Instructions for the task: Each line in the entries below that holds the string "image" is to be listed.

Record list:
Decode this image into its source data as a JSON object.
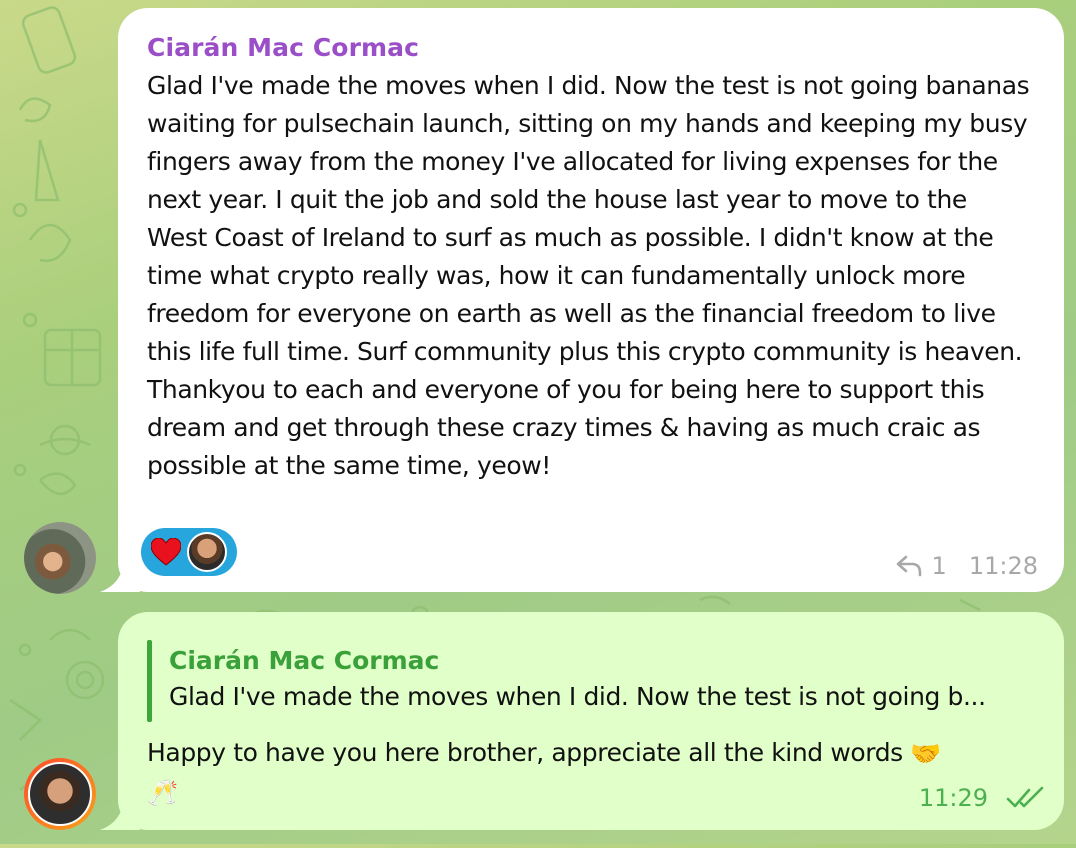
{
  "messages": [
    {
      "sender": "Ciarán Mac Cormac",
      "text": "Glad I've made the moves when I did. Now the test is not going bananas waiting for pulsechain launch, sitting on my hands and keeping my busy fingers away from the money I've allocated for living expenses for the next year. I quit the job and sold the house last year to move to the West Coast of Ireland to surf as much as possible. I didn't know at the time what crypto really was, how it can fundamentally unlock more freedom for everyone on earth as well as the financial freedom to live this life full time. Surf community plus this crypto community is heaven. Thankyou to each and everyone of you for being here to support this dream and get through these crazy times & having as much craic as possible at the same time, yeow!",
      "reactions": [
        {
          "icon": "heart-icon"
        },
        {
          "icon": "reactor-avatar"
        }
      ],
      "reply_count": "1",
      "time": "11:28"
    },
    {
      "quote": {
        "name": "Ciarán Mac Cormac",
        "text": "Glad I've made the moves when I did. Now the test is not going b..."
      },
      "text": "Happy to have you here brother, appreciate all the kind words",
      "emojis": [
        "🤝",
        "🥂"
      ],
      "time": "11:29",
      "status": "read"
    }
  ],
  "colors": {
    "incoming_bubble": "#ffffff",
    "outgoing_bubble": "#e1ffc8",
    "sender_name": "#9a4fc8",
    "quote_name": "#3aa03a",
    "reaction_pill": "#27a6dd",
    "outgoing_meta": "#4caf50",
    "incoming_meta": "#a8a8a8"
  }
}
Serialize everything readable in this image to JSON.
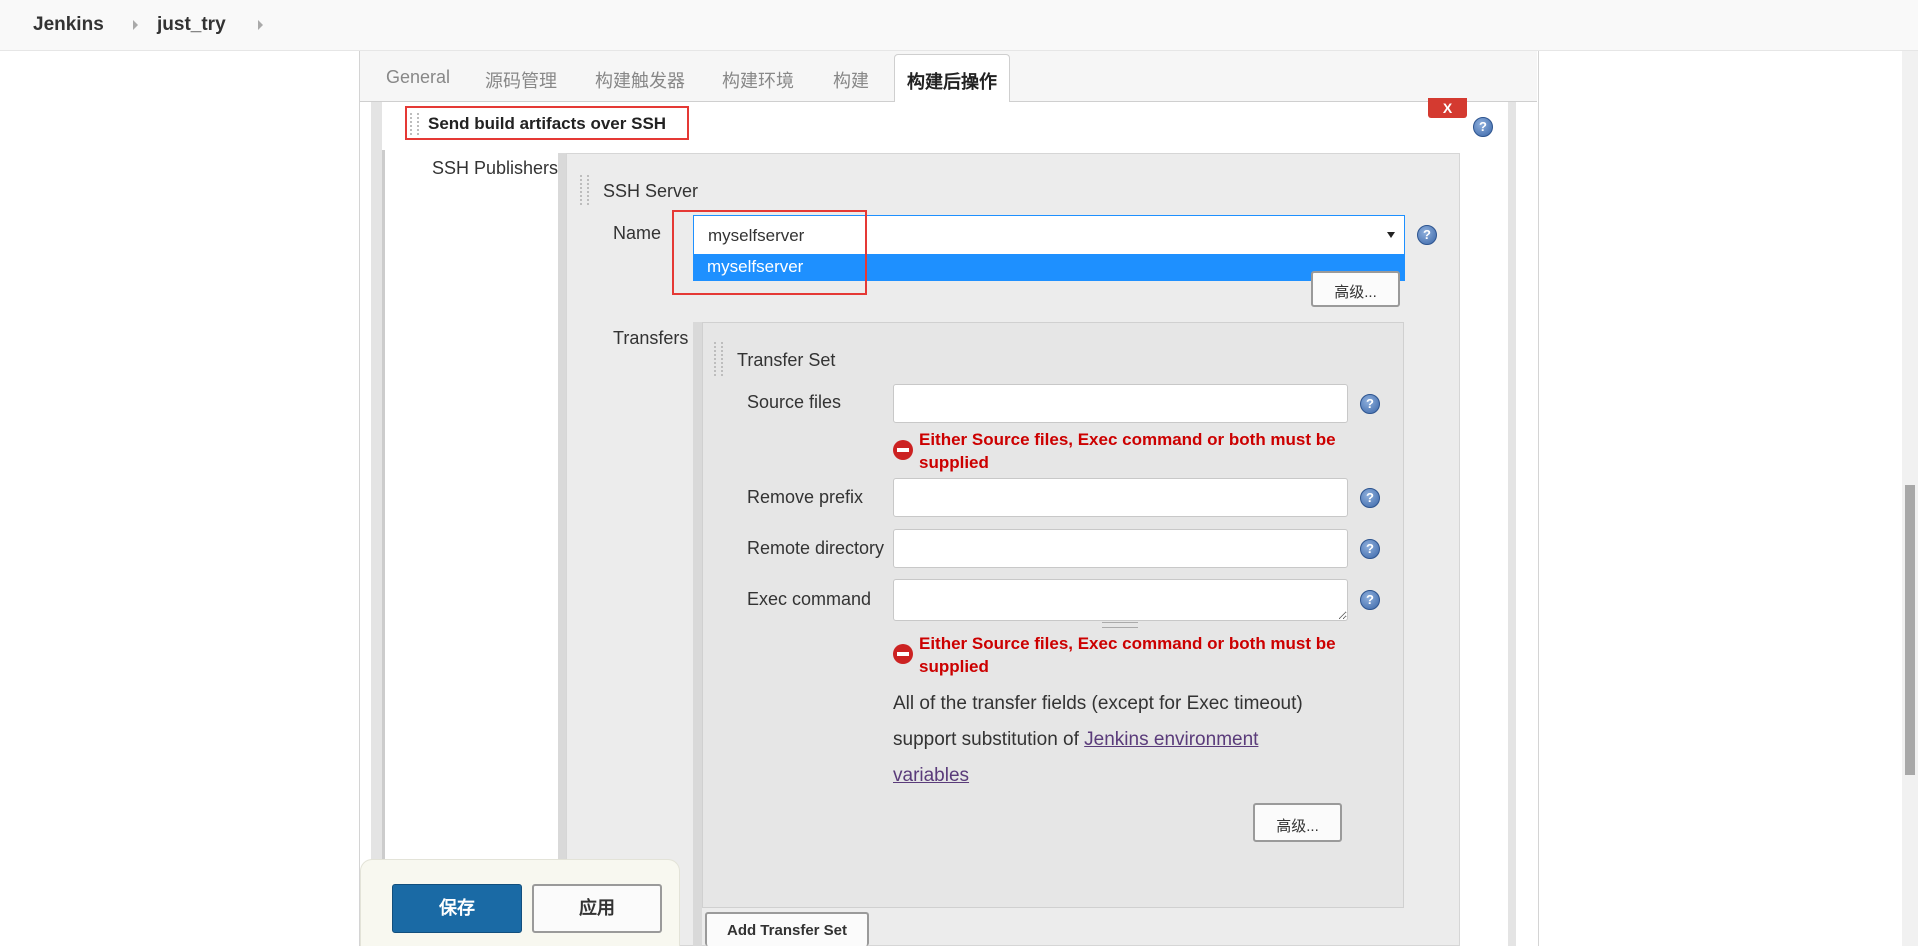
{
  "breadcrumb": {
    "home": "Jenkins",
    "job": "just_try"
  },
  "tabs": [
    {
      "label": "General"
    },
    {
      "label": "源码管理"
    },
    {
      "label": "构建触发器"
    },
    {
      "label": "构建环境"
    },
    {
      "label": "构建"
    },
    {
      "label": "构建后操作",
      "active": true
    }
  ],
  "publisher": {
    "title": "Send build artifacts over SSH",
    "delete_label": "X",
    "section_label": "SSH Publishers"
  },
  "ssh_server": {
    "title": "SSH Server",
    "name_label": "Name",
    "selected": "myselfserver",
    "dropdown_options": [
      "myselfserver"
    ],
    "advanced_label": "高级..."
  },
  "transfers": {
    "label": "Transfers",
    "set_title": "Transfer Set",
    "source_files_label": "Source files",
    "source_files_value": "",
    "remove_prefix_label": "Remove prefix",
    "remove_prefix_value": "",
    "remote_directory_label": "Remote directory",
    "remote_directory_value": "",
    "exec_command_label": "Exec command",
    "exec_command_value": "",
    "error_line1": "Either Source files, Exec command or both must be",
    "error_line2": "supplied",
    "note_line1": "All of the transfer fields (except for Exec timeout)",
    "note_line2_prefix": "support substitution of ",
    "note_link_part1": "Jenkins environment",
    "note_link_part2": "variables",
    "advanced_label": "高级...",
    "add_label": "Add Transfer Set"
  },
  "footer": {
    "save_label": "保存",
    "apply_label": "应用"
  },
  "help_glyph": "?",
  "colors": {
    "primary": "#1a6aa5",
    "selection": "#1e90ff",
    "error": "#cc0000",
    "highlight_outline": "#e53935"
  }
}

---

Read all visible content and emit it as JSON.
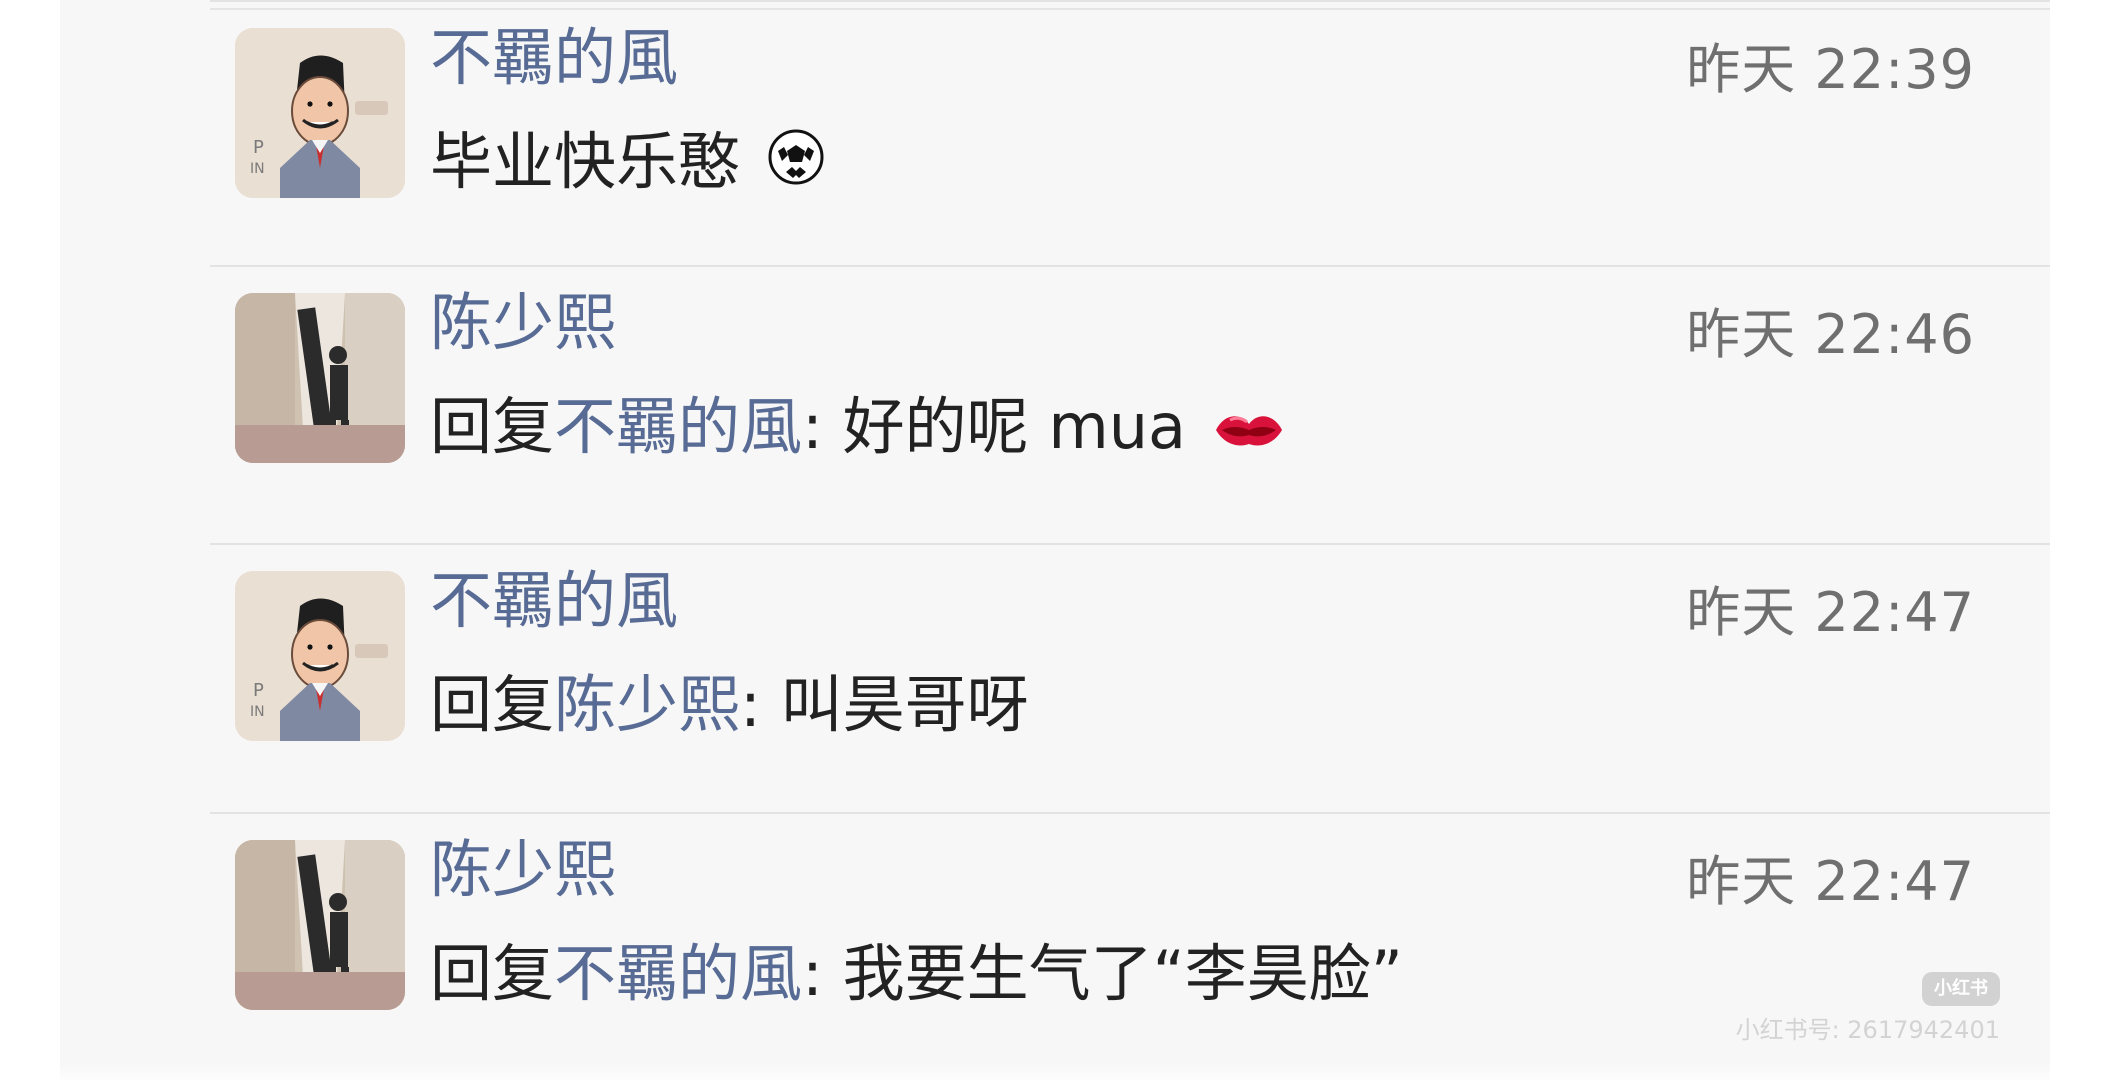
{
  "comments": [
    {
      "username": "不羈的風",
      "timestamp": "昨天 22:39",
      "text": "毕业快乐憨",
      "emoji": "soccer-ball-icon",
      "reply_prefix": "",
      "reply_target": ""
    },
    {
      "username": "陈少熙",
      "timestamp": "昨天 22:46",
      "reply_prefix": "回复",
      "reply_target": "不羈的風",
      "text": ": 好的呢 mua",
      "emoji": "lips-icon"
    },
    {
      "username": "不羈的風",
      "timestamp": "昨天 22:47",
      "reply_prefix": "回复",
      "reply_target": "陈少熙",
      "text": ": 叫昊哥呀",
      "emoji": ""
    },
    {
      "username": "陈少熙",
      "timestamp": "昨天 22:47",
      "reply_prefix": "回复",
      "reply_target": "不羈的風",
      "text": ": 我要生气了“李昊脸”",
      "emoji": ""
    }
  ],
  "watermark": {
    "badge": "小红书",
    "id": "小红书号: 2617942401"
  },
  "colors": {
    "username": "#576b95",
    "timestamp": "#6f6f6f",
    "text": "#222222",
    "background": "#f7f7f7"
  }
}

* * *

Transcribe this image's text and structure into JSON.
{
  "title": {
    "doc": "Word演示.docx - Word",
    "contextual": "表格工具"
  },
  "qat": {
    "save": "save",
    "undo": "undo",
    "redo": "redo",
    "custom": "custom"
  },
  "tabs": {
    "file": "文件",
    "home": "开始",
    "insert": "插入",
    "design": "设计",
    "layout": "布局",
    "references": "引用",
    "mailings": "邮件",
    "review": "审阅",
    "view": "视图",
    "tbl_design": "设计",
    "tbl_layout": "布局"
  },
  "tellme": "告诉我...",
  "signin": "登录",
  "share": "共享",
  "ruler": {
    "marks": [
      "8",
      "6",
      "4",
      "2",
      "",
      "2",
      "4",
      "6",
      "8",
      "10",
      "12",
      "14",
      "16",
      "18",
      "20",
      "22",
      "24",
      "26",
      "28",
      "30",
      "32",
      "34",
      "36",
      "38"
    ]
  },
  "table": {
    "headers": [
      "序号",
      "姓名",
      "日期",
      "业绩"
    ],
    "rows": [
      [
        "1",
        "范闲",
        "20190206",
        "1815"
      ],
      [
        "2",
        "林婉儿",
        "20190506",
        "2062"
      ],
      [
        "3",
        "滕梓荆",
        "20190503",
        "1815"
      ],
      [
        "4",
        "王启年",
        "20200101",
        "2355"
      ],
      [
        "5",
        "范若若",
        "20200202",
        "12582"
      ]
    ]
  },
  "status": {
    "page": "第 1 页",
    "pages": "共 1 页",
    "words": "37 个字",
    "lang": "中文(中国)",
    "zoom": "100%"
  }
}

The response:
Decode this image into its source data as a JSON object.
Serialize everything readable in this image to JSON.
Transcribe this image's text and structure into JSON.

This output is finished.